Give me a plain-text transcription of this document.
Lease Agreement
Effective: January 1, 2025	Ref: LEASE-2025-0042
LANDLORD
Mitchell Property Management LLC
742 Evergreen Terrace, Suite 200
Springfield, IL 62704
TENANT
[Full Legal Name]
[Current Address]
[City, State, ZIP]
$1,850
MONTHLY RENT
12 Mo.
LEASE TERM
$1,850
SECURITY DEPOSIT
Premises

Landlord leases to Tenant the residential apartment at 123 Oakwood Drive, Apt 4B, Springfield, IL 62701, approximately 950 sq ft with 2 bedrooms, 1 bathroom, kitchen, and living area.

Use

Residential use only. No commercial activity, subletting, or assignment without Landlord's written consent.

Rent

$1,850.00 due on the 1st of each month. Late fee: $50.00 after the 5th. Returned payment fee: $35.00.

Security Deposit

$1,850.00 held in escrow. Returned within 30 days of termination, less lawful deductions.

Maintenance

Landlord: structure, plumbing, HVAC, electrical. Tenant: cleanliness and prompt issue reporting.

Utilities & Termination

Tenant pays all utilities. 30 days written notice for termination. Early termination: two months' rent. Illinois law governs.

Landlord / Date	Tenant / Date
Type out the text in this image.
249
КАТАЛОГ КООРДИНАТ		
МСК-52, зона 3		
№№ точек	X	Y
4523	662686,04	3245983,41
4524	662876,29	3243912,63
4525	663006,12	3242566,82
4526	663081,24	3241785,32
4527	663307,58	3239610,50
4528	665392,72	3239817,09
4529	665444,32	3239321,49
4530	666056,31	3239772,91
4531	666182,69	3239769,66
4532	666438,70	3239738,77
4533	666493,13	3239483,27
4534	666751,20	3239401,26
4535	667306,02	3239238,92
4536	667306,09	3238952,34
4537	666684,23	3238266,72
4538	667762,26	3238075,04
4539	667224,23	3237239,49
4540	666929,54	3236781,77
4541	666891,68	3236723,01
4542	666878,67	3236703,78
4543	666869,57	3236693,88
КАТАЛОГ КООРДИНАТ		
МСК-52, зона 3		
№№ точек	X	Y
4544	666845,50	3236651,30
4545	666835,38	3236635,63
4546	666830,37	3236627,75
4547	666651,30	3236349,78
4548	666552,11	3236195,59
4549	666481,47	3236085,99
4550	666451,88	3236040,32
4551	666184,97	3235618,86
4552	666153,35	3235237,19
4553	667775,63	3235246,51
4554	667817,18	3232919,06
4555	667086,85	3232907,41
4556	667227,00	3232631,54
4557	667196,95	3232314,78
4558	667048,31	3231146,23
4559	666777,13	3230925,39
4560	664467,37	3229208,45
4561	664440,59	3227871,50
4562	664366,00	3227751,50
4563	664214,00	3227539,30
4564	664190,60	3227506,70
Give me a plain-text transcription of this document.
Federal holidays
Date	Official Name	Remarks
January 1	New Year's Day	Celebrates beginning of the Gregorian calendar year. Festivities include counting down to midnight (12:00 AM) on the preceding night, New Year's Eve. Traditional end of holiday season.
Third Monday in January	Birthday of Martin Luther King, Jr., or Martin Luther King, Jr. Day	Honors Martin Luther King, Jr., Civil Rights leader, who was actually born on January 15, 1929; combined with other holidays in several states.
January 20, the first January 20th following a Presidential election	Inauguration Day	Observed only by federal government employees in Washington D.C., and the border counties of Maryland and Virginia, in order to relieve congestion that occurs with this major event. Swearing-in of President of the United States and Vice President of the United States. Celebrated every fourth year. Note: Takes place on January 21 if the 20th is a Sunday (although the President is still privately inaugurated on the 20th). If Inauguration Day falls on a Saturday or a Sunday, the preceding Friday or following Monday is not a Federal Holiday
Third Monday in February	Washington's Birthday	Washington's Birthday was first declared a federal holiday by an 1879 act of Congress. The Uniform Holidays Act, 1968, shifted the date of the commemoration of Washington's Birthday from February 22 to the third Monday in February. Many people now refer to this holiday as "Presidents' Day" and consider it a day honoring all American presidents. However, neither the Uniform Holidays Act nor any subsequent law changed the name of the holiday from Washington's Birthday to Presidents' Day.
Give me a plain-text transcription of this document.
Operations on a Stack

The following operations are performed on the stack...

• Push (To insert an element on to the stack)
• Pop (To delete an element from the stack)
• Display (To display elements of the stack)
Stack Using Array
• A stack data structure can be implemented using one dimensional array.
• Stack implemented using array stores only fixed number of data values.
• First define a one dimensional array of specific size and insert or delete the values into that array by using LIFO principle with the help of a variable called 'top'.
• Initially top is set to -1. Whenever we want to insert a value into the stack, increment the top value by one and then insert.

■ ■ ■ ■ ■

• [Requirement]
Using the listing above, please repeat every entry exactly.

• [Response for this exercise]
Give me a plain-text transcription of this document.
Lease Agreement
Effective: January 1, 2025	Ref: LEASE-2025-0042
LANDLORD
Mitchell Property Management LLC
742 Evergreen Terrace, Suite 200
Springfield, IL 62704
TENANT
[Full Legal Name]
[Current Address]
[City, State, ZIP]
$1,850
MONTHLY RENT
12 Mo.
LEASE TERM
$1,850
SECURITY DEPOSIT
Premises

Landlord leases to Tenant the residential apartment at 123 Oakwood Drive, Apt 4B, Springfield, IL 62701, approximately 950 sq ft with 2 bedrooms, 1 bathroom, kitchen, and living area.

Use

Residential use only. No commercial activity, subletting, or assignment without Landlord's written consent.

Rent

$1,850.00 due on the 1st of each month. Late fee: $50.00 after the 5th. Returned payment fee: $35.00.

Security Deposit

$1,850.00 held in escrow. Returned within 30 days of termination, less lawful deductions.

Maintenance

Landlord: structure, plumbing, HVAC, electrical. Tenant: cleanliness and prompt issue reporting.

Utilities & Termination

Tenant pays all utilities. 30 days written notice for termination. Early termination: two months' rent. Illinois law governs.

Landlord / Date	Tenant / Date
Type out the text in this image.
249
КАТАЛОГ КООРДИНАТ		
МСК-52, зона 3		
№№ точек	X	Y
4523	662686,04	3245983,41
4524	662876,29	3243912,63
4525	663006,12	3242566,82
4526	663081,24	3241785,32
4527	663307,58	3239610,50
4528	665392,72	3239817,09
4529	665444,32	3239321,49
4530	666056,31	3239772,91
4531	666182,69	3239769,66
4532	666438,70	3239738,77
4533	666493,13	3239483,27
4534	666751,20	3239401,26
4535	667306,02	3239238,92
4536	667306,09	3238952,34
4537	666684,23	3238266,72
4538	667762,26	3238075,04
4539	667224,23	3237239,49
4540	666929,54	3236781,77
4541	666891,68	3236723,01
4542	666878,67	3236703,78
4543	666869,57	3236693,88
КАТАЛОГ КООРДИНАТ		
МСК-52, зона 3		
№№ точек	X	Y
4544	666845,50	3236651,30
4545	666835,38	3236635,63
4546	666830,37	3236627,75
4547	666651,30	3236349,78
4548	666552,11	3236195,59
4549	666481,47	3236085,99
4550	666451,88	3236040,32
4551	666184,97	3235618,86
4552	666153,35	3235237,19
4553	667775,63	3235246,51
4554	667817,18	3232919,06
4555	667086,85	3232907,41
4556	667227,00	3232631,54
4557	667196,95	3232314,78
4558	667048,31	3231146,23
4559	666777,13	3230925,39
4560	664467,37	3229208,45
4561	664440,59	3227871,50
4562	664366,00	3227751,50
4563	664214,00	3227539,30
4564	664190,60	3227506,70
Give me a plain-text transcription of this document.
Federal holidays
Date	Official Name	Remarks
January 1	New Year's Day	Celebrates beginning of the Gregorian calendar year. Festivities include counting down to midnight (12:00 AM) on the preceding night, New Year's Eve. Traditional end of holiday season.
Third Monday in January	Birthday of Martin Luther King, Jr., or Martin Luther King, Jr. Day	Honors Martin Luther King, Jr., Civil Rights leader, who was actually born on January 15, 1929; combined with other holidays in several states.
January 20, the first January 20th following a Presidential election	Inauguration Day	Observed only by federal government employees in Washington D.C., and the border counties of Maryland and Virginia, in order to relieve congestion that occurs with this major event. Swearing-in of President of the United States and Vice President of the United States. Celebrated every fourth year. Note: Takes place on January 21 if the 20th is a Sunday (although the President is still privately inaugurated on the 20th). If Inauguration Day falls on a Saturday or a Sunday, the preceding Friday or following Monday is not a Federal Holiday
Third Monday in February	Washington's Birthday	Washington's Birthday was first declared a federal holiday by an 1879 act of Congress. The Uniform Holidays Act, 1968, shifted the date of the commemoration of Washington's Birthday from February 22 to the third Monday in February. Many people now refer to this holiday as "Presidents' Day" and consider it a day honoring all American presidents. However, neither the Uniform Holidays Act nor any subsequent law changed the name of the holiday from Washington's Birthday to Presidents' Day.
Give me a plain-text transcription of this document.
Operations on a Stack

The following operations are performed on the stack...

• Push (To insert an element on to the stack)
• Pop (To delete an element from the stack)
• Display (To display elements of the stack)
Stack Using Array
• A stack data structure can be implemented using one dimensional array.
• Stack implemented using array stores only fixed number of data values.
• First define a one dimensional array of specific size and insert or delete the values into that array by using LIFO principle with the help of a variable called 'top'.
• Initially top is set to -1. Whenever we want to insert a value into the stack, increment the top value by one and then insert.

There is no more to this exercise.